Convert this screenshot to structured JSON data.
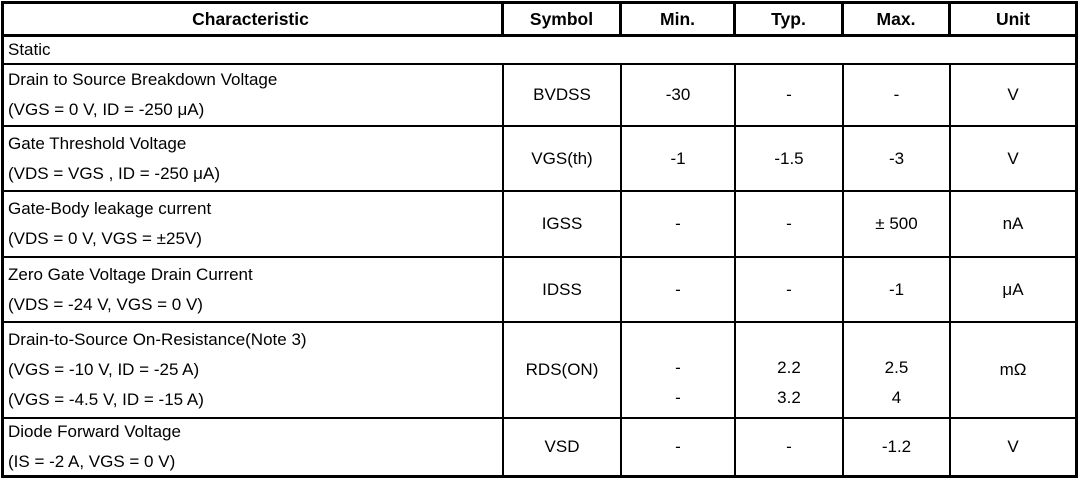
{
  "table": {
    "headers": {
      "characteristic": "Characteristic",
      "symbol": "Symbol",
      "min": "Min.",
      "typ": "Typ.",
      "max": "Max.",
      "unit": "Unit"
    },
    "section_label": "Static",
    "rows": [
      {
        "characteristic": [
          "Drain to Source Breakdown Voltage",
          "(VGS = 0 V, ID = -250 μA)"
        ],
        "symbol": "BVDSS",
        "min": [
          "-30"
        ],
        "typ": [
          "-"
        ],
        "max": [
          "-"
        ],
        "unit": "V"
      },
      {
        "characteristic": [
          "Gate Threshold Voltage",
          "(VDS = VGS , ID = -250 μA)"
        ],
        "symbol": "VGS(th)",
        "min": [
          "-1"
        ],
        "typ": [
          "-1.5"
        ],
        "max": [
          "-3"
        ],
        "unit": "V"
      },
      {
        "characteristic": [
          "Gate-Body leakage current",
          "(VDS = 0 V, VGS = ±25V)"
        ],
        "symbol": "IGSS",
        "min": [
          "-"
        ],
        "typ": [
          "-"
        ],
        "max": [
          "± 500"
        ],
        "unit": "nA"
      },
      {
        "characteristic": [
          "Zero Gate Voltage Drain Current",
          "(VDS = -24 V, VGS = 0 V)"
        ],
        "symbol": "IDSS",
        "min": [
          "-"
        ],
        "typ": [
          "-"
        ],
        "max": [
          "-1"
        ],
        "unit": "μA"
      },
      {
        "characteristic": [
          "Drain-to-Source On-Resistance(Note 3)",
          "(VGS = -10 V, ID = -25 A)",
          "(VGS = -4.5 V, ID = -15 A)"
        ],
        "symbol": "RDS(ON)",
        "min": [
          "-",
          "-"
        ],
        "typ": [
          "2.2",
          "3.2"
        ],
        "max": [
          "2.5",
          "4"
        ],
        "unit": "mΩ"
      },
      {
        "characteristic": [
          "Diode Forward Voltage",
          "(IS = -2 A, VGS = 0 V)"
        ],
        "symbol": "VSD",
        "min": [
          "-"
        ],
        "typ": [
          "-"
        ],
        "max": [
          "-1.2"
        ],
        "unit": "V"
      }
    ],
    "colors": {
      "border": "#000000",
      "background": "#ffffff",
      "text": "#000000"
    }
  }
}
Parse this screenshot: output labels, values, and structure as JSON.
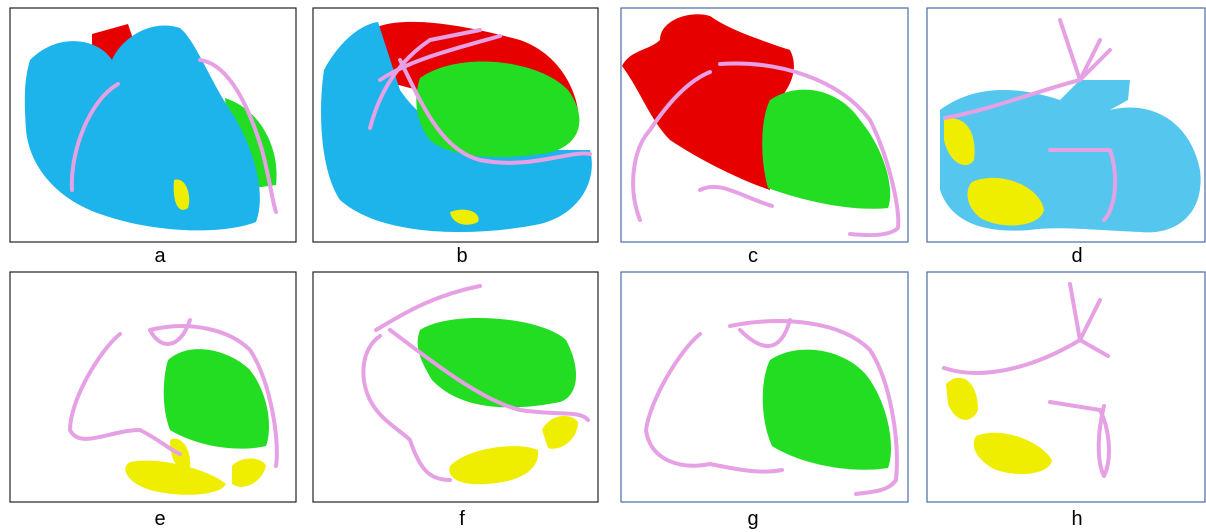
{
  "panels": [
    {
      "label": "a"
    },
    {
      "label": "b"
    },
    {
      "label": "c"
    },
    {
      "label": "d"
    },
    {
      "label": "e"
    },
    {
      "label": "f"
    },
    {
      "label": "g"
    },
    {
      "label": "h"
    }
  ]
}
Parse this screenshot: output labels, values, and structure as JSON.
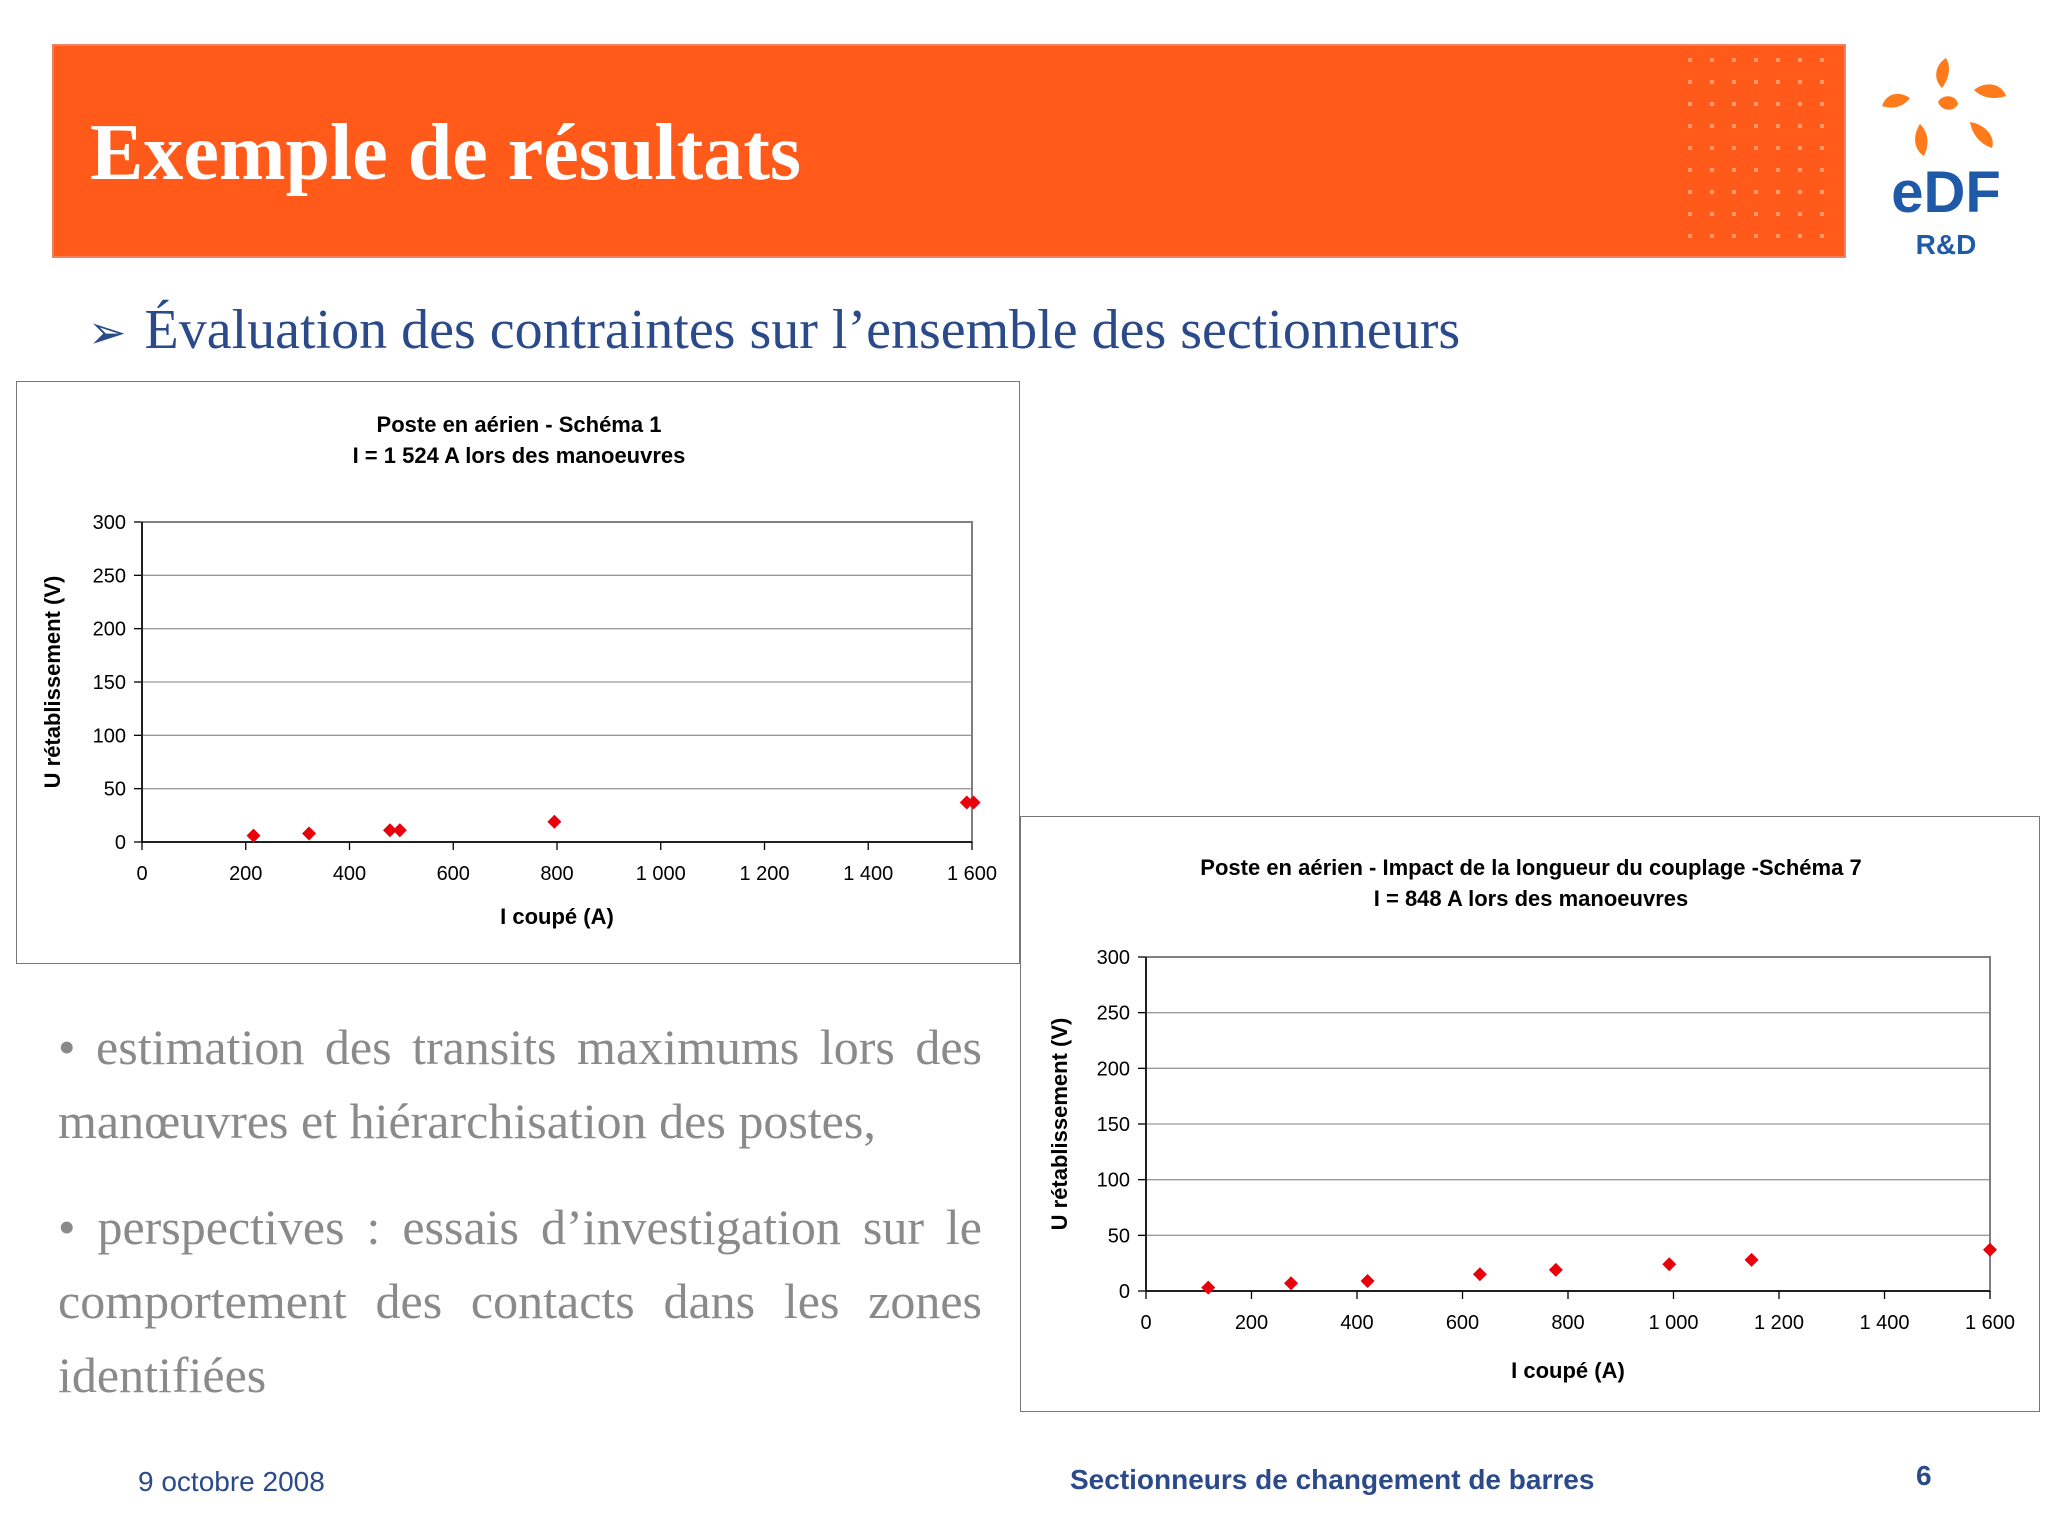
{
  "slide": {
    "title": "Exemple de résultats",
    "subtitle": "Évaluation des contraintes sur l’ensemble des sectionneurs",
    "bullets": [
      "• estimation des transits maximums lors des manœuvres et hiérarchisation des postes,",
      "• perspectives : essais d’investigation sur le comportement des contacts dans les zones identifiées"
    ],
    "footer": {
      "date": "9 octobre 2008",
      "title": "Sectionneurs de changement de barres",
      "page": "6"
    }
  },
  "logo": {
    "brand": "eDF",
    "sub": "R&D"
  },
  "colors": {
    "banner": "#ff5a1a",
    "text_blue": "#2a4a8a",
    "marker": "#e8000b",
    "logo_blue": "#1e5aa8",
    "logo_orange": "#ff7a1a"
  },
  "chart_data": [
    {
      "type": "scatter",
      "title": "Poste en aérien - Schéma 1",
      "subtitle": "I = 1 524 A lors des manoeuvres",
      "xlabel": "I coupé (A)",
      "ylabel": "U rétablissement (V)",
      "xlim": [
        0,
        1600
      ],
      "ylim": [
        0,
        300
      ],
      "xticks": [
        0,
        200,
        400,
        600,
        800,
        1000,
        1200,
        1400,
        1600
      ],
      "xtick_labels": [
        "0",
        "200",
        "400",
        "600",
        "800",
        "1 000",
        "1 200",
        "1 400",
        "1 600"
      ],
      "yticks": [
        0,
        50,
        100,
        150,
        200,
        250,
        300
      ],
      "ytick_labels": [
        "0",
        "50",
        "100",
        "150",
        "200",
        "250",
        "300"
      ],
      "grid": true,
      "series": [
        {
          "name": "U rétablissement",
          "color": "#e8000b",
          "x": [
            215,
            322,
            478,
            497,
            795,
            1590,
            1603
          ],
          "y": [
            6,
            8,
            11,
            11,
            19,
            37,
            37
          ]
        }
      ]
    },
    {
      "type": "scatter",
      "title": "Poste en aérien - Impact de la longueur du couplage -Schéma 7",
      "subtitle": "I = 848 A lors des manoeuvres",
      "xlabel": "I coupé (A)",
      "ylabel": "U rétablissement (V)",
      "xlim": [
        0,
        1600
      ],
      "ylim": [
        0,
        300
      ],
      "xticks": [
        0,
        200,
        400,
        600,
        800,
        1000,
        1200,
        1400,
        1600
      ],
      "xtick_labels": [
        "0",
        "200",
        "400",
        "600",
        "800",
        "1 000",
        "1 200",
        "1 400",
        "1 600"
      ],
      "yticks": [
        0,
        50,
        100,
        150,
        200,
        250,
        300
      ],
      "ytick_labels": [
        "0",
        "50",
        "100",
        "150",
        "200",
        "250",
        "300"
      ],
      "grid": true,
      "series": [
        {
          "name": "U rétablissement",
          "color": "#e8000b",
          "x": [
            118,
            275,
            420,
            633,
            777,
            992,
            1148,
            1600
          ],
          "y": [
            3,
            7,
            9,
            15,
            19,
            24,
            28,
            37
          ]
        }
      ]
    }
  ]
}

GIVEN EXERCISE:
What is the number of lines in the data above that include the word "aérien"? Answer with that number only.

TASK OUTPUT:
2